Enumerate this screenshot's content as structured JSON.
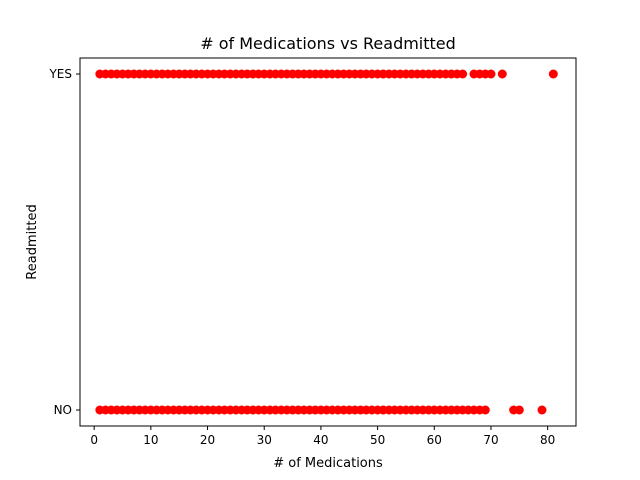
{
  "chart_data": {
    "type": "scatter",
    "title": "# of Medications vs Readmitted",
    "xlabel": "# of Medications",
    "ylabel": "Readmitted",
    "xlim": [
      -2.5,
      85
    ],
    "xticks": [
      0,
      10,
      20,
      30,
      40,
      50,
      60,
      70,
      80
    ],
    "y_categories": [
      "NO",
      "YES"
    ],
    "marker_color": "#ff0000",
    "grid": false,
    "series": [
      {
        "category": "YES",
        "x": [
          1,
          2,
          3,
          4,
          5,
          6,
          7,
          8,
          9,
          10,
          11,
          12,
          13,
          14,
          15,
          16,
          17,
          18,
          19,
          20,
          21,
          22,
          23,
          24,
          25,
          26,
          27,
          28,
          29,
          30,
          31,
          32,
          33,
          34,
          35,
          36,
          37,
          38,
          39,
          40,
          41,
          42,
          43,
          44,
          45,
          46,
          47,
          48,
          49,
          50,
          51,
          52,
          53,
          54,
          55,
          56,
          57,
          58,
          59,
          60,
          61,
          62,
          63,
          64,
          65,
          67,
          68,
          69,
          70,
          72,
          81
        ]
      },
      {
        "category": "NO",
        "x": [
          1,
          2,
          3,
          4,
          5,
          6,
          7,
          8,
          9,
          10,
          11,
          12,
          13,
          14,
          15,
          16,
          17,
          18,
          19,
          20,
          21,
          22,
          23,
          24,
          25,
          26,
          27,
          28,
          29,
          30,
          31,
          32,
          33,
          34,
          35,
          36,
          37,
          38,
          39,
          40,
          41,
          42,
          43,
          44,
          45,
          46,
          47,
          48,
          49,
          50,
          51,
          52,
          53,
          54,
          55,
          56,
          57,
          58,
          59,
          60,
          61,
          62,
          63,
          64,
          65,
          66,
          67,
          68,
          69,
          74,
          75,
          79
        ]
      }
    ]
  }
}
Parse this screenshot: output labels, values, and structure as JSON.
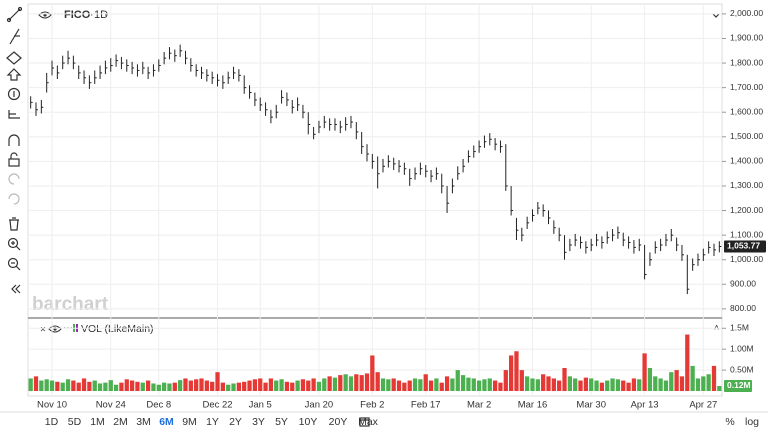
{
  "chart_data": [
    {
      "type": "ohlc",
      "symbol": "FICO",
      "interval": "1D",
      "color": "#222222",
      "grid": true,
      "ylim": [
        771,
        2024
      ],
      "yticks": [
        {
          "value": 800,
          "label": "800.00"
        },
        {
          "value": 900,
          "label": "900.00"
        },
        {
          "value": 1000,
          "label": "1,000.00"
        },
        {
          "value": 1100,
          "label": "1,100.00"
        },
        {
          "value": 1200,
          "label": "1,200.00"
        },
        {
          "value": 1300,
          "label": "1,300.00"
        },
        {
          "value": 1400,
          "label": "1,400.00"
        },
        {
          "value": 1500,
          "label": "1,500.00"
        },
        {
          "value": 1600,
          "label": "1,600.00"
        },
        {
          "value": 1700,
          "label": "1,700.00"
        },
        {
          "value": 1800,
          "label": "1,800.00"
        },
        {
          "value": 1900,
          "label": "1,900.00"
        },
        {
          "value": 2000,
          "label": "2,000.00"
        }
      ],
      "last_value_label": "1,053.77",
      "high": [
        1665,
        1640,
        1650,
        1760,
        1810,
        1790,
        1830,
        1850,
        1830,
        1790,
        1770,
        1750,
        1770,
        1790,
        1810,
        1820,
        1835,
        1825,
        1815,
        1805,
        1795,
        1805,
        1785,
        1795,
        1815,
        1845,
        1865,
        1855,
        1875,
        1850,
        1820,
        1795,
        1785,
        1775,
        1765,
        1755,
        1750,
        1765,
        1785,
        1775,
        1750,
        1710,
        1680,
        1660,
        1640,
        1610,
        1630,
        1690,
        1680,
        1650,
        1660,
        1630,
        1600,
        1540,
        1565,
        1585,
        1575,
        1575,
        1565,
        1580,
        1585,
        1560,
        1520,
        1470,
        1430,
        1420,
        1410,
        1425,
        1415,
        1405,
        1395,
        1370,
        1375,
        1395,
        1385,
        1365,
        1375,
        1350,
        1300,
        1330,
        1380,
        1410,
        1445,
        1465,
        1485,
        1505,
        1515,
        1495,
        1485,
        1470,
        1300,
        1170,
        1130,
        1175,
        1205,
        1235,
        1225,
        1200,
        1160,
        1130,
        1100,
        1085,
        1105,
        1095,
        1075,
        1085,
        1105,
        1095,
        1115,
        1125,
        1135,
        1110,
        1095,
        1080,
        1085,
        1060,
        1030,
        1075,
        1085,
        1105,
        1125,
        1090,
        1060,
        1020,
        1005,
        1025,
        1045,
        1075,
        1065,
        1075
      ],
      "low": [
        1615,
        1585,
        1595,
        1680,
        1750,
        1735,
        1775,
        1795,
        1775,
        1735,
        1715,
        1695,
        1715,
        1735,
        1755,
        1765,
        1785,
        1775,
        1765,
        1755,
        1745,
        1755,
        1735,
        1745,
        1765,
        1795,
        1815,
        1805,
        1825,
        1795,
        1765,
        1745,
        1735,
        1725,
        1715,
        1705,
        1695,
        1715,
        1735,
        1725,
        1675,
        1655,
        1625,
        1605,
        1585,
        1555,
        1575,
        1635,
        1625,
        1595,
        1605,
        1575,
        1510,
        1490,
        1515,
        1535,
        1525,
        1525,
        1515,
        1525,
        1535,
        1490,
        1430,
        1400,
        1370,
        1290,
        1355,
        1375,
        1365,
        1355,
        1345,
        1300,
        1325,
        1345,
        1335,
        1315,
        1325,
        1270,
        1190,
        1270,
        1325,
        1355,
        1395,
        1415,
        1435,
        1455,
        1465,
        1445,
        1435,
        1280,
        1180,
        1080,
        1075,
        1125,
        1155,
        1185,
        1175,
        1145,
        1105,
        1075,
        1000,
        1035,
        1055,
        1045,
        1025,
        1035,
        1055,
        1045,
        1065,
        1075,
        1085,
        1055,
        1045,
        1025,
        1035,
        920,
        975,
        1025,
        1035,
        1055,
        1075,
        1035,
        995,
        860,
        955,
        975,
        995,
        1025,
        1015,
        1030
      ],
      "close": [
        1640,
        1610,
        1620,
        1720,
        1780,
        1760,
        1800,
        1820,
        1800,
        1760,
        1740,
        1720,
        1740,
        1760,
        1780,
        1790,
        1810,
        1800,
        1790,
        1780,
        1770,
        1780,
        1760,
        1770,
        1790,
        1820,
        1840,
        1830,
        1850,
        1820,
        1790,
        1770,
        1760,
        1750,
        1740,
        1730,
        1720,
        1740,
        1760,
        1750,
        1700,
        1680,
        1650,
        1630,
        1610,
        1580,
        1600,
        1660,
        1650,
        1620,
        1630,
        1600,
        1550,
        1510,
        1540,
        1560,
        1550,
        1550,
        1540,
        1550,
        1560,
        1520,
        1460,
        1430,
        1400,
        1350,
        1380,
        1400,
        1390,
        1380,
        1370,
        1330,
        1350,
        1370,
        1360,
        1340,
        1350,
        1300,
        1230,
        1300,
        1350,
        1380,
        1420,
        1440,
        1460,
        1480,
        1490,
        1470,
        1460,
        1300,
        1200,
        1120,
        1100,
        1150,
        1180,
        1210,
        1200,
        1170,
        1130,
        1100,
        1030,
        1060,
        1080,
        1070,
        1050,
        1060,
        1080,
        1070,
        1090,
        1100,
        1110,
        1080,
        1070,
        1050,
        1060,
        940,
        1000,
        1050,
        1060,
        1080,
        1100,
        1060,
        1020,
        880,
        980,
        1000,
        1020,
        1050,
        1040,
        1053.77
      ]
    },
    {
      "type": "bar",
      "title": "VOL (LikeMain)",
      "up_color": "#4caf50",
      "down_color": "#e53935",
      "ylim": [
        0,
        1650000
      ],
      "yticks": [
        {
          "value": 500000,
          "label": "0.50M"
        },
        {
          "value": 1000000,
          "label": "1.00M"
        },
        {
          "value": 1500000,
          "label": "1.5M"
        }
      ],
      "last_value_label": "0.12M",
      "categories": [
        null,
        null,
        null,
        null,
        "Nov 10",
        null,
        null,
        null,
        null,
        null,
        null,
        null,
        null,
        null,
        null,
        "Nov 24",
        null,
        null,
        null,
        null,
        null,
        null,
        null,
        null,
        "Dec 8",
        null,
        null,
        null,
        null,
        null,
        null,
        null,
        null,
        null,
        null,
        "Dec 22",
        null,
        null,
        null,
        null,
        null,
        null,
        null,
        "Jan 5",
        null,
        null,
        null,
        null,
        null,
        null,
        null,
        null,
        null,
        null,
        "Jan 20",
        null,
        null,
        null,
        null,
        null,
        null,
        null,
        null,
        null,
        "Feb 2",
        null,
        null,
        null,
        null,
        null,
        null,
        null,
        null,
        null,
        "Feb 17",
        null,
        null,
        null,
        null,
        null,
        null,
        null,
        null,
        null,
        "Mar 2",
        null,
        null,
        null,
        null,
        null,
        null,
        null,
        null,
        null,
        "Mar 16",
        null,
        null,
        null,
        null,
        null,
        null,
        null,
        null,
        null,
        null,
        "Mar 30",
        null,
        null,
        null,
        null,
        null,
        null,
        null,
        null,
        null,
        "Apr 13",
        null,
        null,
        null,
        null,
        null,
        null,
        null,
        null,
        null,
        null,
        "Apr 27",
        null,
        null,
        null
      ],
      "values": [
        300000,
        350000,
        250000,
        280000,
        250000,
        220000,
        200000,
        280000,
        250000,
        200000,
        300000,
        220000,
        250000,
        180000,
        200000,
        260000,
        150000,
        200000,
        280000,
        250000,
        220000,
        200000,
        250000,
        180000,
        150000,
        200000,
        180000,
        200000,
        260000,
        300000,
        250000,
        280000,
        300000,
        250000,
        220000,
        450000,
        200000,
        150000,
        180000,
        200000,
        220000,
        250000,
        280000,
        300000,
        200000,
        300000,
        250000,
        280000,
        220000,
        200000,
        250000,
        280000,
        250000,
        300000,
        220000,
        300000,
        350000,
        320000,
        380000,
        400000,
        350000,
        400000,
        380000,
        420000,
        850000,
        450000,
        300000,
        280000,
        300000,
        250000,
        200000,
        250000,
        300000,
        280000,
        400000,
        250000,
        300000,
        200000,
        350000,
        300000,
        500000,
        380000,
        320000,
        300000,
        250000,
        280000,
        300000,
        250000,
        200000,
        500000,
        850000,
        950000,
        500000,
        350000,
        300000,
        280000,
        400000,
        350000,
        300000,
        250000,
        550000,
        350000,
        300000,
        250000,
        320000,
        300000,
        250000,
        200000,
        250000,
        300000,
        280000,
        250000,
        200000,
        300000,
        280000,
        900000,
        550000,
        350000,
        300000,
        250000,
        450000,
        500000,
        350000,
        1350000,
        600000,
        300000,
        350000,
        400000,
        600000,
        120000
      ]
    }
  ],
  "watermark": "barchart",
  "range_buttons": [
    "1D",
    "5D",
    "1M",
    "2M",
    "3M",
    "6M",
    "9M",
    "1Y",
    "2Y",
    "3Y",
    "5Y",
    "10Y",
    "20Y",
    "Max"
  ],
  "active_range": "6M",
  "scale_buttons": [
    "%",
    "log"
  ]
}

• [Job]: Only lines with the string "title" belong in your answer; copy each one.

• [Reply]:
    "title": "# of Medications vs Readmitted",
      "title": "VOL (LikeMain)",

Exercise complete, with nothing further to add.